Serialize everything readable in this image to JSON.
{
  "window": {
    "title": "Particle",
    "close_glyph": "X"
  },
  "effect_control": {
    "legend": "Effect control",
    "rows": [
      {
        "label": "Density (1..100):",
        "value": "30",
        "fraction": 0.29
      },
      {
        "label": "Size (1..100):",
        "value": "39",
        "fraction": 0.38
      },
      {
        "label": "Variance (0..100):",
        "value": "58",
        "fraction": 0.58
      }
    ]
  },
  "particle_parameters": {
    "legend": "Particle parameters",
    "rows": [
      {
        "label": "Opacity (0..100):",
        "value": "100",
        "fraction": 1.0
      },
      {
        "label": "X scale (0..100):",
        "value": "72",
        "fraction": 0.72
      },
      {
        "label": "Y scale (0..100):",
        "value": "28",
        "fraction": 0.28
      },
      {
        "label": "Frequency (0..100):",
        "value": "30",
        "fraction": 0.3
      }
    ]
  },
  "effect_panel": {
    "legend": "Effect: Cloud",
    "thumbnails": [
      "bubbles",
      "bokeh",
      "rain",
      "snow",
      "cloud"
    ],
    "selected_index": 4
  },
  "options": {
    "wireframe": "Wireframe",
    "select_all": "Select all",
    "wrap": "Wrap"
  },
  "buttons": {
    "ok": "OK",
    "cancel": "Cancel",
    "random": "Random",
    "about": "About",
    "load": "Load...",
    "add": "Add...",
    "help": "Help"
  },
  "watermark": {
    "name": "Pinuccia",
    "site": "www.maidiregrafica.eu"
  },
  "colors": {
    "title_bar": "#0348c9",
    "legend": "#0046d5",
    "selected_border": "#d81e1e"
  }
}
--------------------
> _EXERCISE PROMPT_: Lines containing the word "legend" are to be counted in the listing; state their number alone.

> _EXERCISE ANSWER_: 4